### Given task
Calculate how many lines in the following records hold the word "plain", and report that number without comment.

### Extracted entries
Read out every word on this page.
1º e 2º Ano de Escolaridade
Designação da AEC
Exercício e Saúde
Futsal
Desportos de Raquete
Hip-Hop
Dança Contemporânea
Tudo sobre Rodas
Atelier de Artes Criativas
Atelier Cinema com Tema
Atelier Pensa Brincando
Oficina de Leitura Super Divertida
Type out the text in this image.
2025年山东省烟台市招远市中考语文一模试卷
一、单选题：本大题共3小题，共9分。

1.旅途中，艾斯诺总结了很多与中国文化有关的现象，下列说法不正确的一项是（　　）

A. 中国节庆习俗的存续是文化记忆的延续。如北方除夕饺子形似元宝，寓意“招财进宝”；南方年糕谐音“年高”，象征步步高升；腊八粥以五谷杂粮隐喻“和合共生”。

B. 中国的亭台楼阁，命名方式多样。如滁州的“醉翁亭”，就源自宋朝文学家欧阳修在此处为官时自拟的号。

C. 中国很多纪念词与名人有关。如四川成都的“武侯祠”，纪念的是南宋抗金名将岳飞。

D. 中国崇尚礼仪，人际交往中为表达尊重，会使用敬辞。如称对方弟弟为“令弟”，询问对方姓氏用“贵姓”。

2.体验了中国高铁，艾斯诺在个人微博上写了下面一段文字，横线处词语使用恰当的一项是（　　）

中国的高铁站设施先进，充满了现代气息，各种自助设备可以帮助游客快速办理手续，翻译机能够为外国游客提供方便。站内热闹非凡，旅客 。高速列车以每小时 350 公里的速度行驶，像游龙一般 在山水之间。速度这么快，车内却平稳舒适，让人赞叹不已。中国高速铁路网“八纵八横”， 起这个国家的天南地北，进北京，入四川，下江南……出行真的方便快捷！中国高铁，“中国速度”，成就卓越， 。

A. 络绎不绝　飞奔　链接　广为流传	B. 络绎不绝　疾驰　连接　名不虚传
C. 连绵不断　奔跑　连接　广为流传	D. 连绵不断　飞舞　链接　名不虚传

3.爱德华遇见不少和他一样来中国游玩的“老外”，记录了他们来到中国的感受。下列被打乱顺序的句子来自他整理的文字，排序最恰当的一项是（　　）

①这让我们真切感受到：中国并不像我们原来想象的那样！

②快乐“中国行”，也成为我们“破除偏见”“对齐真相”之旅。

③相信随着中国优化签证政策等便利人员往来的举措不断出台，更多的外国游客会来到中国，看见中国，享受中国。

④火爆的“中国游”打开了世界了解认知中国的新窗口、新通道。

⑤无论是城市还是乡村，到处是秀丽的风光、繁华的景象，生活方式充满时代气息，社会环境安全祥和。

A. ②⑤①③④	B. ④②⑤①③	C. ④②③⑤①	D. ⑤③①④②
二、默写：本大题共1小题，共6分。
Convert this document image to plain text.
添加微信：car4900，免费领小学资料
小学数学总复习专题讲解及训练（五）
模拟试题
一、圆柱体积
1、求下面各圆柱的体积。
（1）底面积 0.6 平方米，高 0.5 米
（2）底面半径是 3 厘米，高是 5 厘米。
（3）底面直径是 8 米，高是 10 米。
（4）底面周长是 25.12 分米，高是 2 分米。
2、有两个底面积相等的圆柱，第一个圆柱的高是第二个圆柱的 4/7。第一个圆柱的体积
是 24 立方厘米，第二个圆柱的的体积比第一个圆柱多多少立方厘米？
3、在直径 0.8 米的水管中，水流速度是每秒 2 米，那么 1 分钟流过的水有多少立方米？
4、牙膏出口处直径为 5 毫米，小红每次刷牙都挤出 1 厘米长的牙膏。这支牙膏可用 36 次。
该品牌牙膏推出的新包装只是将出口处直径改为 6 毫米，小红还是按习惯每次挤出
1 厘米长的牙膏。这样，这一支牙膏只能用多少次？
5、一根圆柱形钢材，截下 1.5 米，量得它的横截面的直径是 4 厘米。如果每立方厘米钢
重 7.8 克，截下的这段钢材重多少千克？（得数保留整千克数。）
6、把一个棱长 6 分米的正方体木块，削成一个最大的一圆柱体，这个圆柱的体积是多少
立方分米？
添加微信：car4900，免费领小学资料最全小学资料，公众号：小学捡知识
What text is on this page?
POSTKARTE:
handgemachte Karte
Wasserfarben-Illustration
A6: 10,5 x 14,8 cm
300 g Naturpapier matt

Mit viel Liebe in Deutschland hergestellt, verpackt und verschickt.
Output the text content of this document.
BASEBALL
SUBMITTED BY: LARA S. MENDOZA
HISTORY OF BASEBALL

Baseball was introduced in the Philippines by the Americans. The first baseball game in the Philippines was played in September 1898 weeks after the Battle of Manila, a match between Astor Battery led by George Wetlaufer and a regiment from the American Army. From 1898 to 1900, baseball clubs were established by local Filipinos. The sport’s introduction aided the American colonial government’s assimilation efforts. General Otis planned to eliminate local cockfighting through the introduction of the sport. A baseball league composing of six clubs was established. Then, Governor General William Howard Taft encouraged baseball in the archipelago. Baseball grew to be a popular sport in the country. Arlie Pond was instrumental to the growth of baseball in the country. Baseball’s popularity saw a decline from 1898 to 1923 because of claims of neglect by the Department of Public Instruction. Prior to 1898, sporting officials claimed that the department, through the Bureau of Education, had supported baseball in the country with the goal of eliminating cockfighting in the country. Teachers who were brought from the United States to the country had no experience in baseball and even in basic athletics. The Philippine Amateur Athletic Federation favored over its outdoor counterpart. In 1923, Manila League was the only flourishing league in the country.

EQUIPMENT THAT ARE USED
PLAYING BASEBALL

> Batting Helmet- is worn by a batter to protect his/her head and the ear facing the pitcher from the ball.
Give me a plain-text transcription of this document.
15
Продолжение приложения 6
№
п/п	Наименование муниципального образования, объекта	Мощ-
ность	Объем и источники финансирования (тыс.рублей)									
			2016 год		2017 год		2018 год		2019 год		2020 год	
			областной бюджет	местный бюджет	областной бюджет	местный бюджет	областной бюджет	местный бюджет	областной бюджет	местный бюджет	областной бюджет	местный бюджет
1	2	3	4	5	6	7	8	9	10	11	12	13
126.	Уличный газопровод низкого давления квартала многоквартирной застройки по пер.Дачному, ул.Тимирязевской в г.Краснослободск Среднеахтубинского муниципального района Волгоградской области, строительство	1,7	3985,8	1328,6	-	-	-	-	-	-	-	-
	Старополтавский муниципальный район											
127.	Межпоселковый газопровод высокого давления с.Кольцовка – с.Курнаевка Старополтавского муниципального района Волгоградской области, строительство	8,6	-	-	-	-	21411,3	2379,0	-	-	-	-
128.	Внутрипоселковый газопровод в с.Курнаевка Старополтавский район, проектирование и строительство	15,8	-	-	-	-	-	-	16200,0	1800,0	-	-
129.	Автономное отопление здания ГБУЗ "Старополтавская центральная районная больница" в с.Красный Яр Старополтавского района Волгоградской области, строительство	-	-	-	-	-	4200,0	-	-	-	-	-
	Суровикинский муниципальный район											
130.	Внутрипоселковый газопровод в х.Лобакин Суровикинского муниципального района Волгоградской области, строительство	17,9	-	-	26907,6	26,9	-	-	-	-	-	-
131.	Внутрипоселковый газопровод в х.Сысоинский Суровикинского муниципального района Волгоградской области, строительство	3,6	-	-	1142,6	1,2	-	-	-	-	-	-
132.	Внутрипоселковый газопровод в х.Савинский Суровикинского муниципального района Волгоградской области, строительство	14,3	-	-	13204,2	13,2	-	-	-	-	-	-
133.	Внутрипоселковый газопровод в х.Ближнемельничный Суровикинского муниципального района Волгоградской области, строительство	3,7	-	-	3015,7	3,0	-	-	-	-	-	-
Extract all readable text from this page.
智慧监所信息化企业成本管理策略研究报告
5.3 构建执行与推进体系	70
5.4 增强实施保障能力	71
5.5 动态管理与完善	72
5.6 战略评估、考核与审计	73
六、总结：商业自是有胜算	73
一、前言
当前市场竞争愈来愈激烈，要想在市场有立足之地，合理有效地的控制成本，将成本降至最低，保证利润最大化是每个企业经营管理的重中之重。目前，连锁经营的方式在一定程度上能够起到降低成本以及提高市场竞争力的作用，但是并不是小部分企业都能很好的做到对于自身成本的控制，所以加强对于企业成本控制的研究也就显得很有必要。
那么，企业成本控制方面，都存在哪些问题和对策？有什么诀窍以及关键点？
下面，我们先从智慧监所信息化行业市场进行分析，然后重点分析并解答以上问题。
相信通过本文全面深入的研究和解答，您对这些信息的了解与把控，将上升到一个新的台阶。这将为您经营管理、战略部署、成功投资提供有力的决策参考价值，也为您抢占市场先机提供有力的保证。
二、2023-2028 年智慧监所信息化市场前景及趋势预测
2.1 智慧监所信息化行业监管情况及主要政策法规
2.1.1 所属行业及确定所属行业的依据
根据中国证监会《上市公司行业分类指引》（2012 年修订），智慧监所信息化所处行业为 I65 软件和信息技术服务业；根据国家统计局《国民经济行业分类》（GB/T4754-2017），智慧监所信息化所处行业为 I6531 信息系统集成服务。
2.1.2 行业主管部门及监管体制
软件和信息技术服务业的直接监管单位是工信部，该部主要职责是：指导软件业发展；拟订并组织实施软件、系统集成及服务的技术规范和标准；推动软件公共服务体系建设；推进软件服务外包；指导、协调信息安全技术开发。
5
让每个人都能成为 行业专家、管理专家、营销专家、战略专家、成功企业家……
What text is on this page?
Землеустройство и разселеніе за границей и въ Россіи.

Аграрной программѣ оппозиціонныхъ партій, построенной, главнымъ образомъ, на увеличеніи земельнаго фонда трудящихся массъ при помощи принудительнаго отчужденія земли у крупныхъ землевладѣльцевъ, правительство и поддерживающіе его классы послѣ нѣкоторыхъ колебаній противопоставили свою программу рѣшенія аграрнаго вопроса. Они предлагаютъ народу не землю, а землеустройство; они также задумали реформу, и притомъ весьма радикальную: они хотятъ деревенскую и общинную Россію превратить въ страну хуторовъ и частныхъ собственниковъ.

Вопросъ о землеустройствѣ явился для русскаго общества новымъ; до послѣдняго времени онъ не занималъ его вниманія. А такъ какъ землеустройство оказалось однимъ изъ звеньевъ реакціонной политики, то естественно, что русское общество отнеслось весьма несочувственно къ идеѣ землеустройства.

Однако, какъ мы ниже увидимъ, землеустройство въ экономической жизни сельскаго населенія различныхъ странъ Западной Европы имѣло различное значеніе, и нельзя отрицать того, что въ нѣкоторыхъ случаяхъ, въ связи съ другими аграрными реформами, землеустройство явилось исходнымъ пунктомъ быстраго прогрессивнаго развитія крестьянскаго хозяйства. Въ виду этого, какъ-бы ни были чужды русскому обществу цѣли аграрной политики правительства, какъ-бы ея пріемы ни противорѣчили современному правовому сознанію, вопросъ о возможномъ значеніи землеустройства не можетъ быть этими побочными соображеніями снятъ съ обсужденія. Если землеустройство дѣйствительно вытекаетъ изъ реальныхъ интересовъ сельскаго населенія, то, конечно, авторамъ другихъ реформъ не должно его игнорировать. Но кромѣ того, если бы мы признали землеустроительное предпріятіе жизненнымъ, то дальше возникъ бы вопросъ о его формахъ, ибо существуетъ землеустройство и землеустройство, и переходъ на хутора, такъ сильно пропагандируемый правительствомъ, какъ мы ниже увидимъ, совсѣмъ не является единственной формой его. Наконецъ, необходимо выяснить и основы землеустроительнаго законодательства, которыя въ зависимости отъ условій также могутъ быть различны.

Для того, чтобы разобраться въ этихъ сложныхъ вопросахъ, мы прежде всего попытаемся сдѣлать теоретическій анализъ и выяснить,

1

### Output below
2